[Data entries for graphics]
————————

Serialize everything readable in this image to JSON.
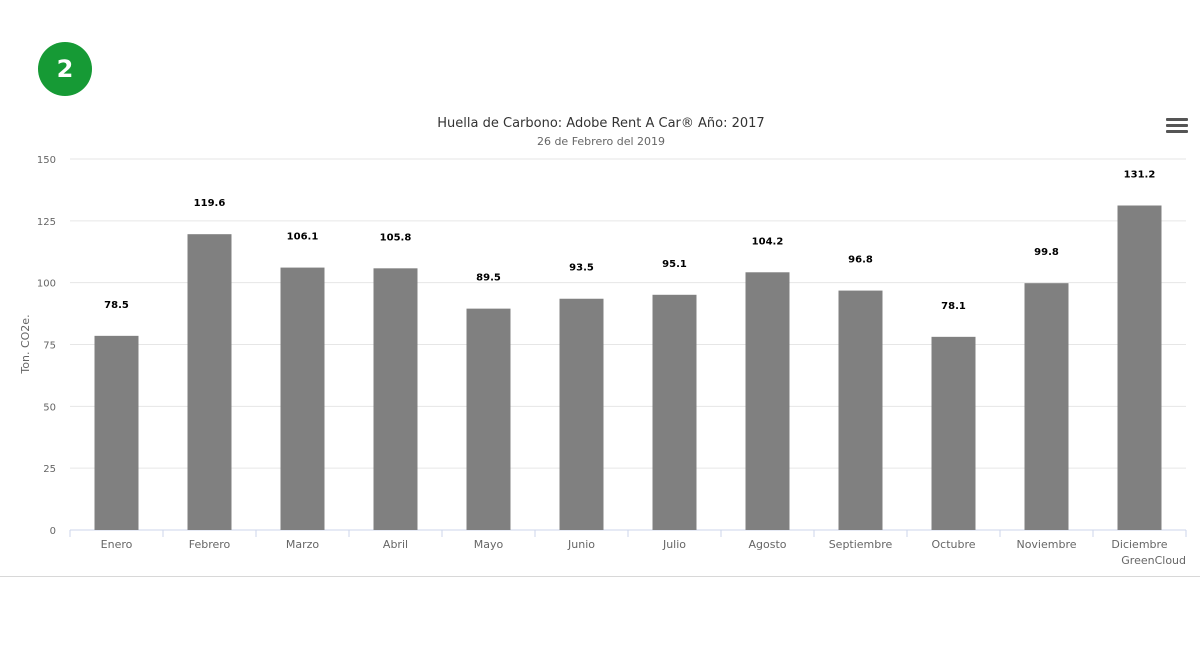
{
  "badge": {
    "label": "2",
    "color": "#169a35"
  },
  "menu": {
    "icon": "hamburger-menu-icon"
  },
  "chart_data": {
    "type": "bar",
    "title": "Huella de Carbono: Adobe Rent A Car® Año: 2017",
    "subtitle": "26 de Febrero del 2019",
    "xlabel": "",
    "ylabel": "Ton. CO2e.",
    "ylim": [
      0,
      150
    ],
    "yticks": [
      0,
      25,
      50,
      75,
      100,
      125,
      150
    ],
    "grid": true,
    "bar_color": "#808080",
    "categories": [
      "Enero",
      "Febrero",
      "Marzo",
      "Abril",
      "Mayo",
      "Junio",
      "Julio",
      "Agosto",
      "Septiembre",
      "Octubre",
      "Noviembre",
      "Diciembre"
    ],
    "values": [
      78.5,
      119.6,
      106.1,
      105.8,
      89.5,
      93.5,
      95.1,
      104.2,
      96.8,
      78.1,
      99.8,
      131.2
    ],
    "data_labels": [
      "78.5",
      "119.6",
      "106.1",
      "105.8",
      "89.5",
      "93.5",
      "95.1",
      "104.2",
      "96.8",
      "78.1",
      "99.8",
      "131.2"
    ],
    "credits": "GreenCloud"
  }
}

————————

To do:
Your task is to return the entries above exactly, with no pictures.

Reply to the task:
Serialize everything readable in this image to JSON.
{
  "badge": {
    "label": "2",
    "color": "#169a35"
  },
  "menu": {
    "icon": "hamburger-menu-icon"
  },
  "chart_data": {
    "type": "bar",
    "title": "Huella de Carbono: Adobe Rent A Car® Año: 2017",
    "subtitle": "26 de Febrero del 2019",
    "xlabel": "",
    "ylabel": "Ton. CO2e.",
    "ylim": [
      0,
      150
    ],
    "yticks": [
      0,
      25,
      50,
      75,
      100,
      125,
      150
    ],
    "grid": true,
    "bar_color": "#808080",
    "categories": [
      "Enero",
      "Febrero",
      "Marzo",
      "Abril",
      "Mayo",
      "Junio",
      "Julio",
      "Agosto",
      "Septiembre",
      "Octubre",
      "Noviembre",
      "Diciembre"
    ],
    "values": [
      78.5,
      119.6,
      106.1,
      105.8,
      89.5,
      93.5,
      95.1,
      104.2,
      96.8,
      78.1,
      99.8,
      131.2
    ],
    "data_labels": [
      "78.5",
      "119.6",
      "106.1",
      "105.8",
      "89.5",
      "93.5",
      "95.1",
      "104.2",
      "96.8",
      "78.1",
      "99.8",
      "131.2"
    ],
    "credits": "GreenCloud"
  }
}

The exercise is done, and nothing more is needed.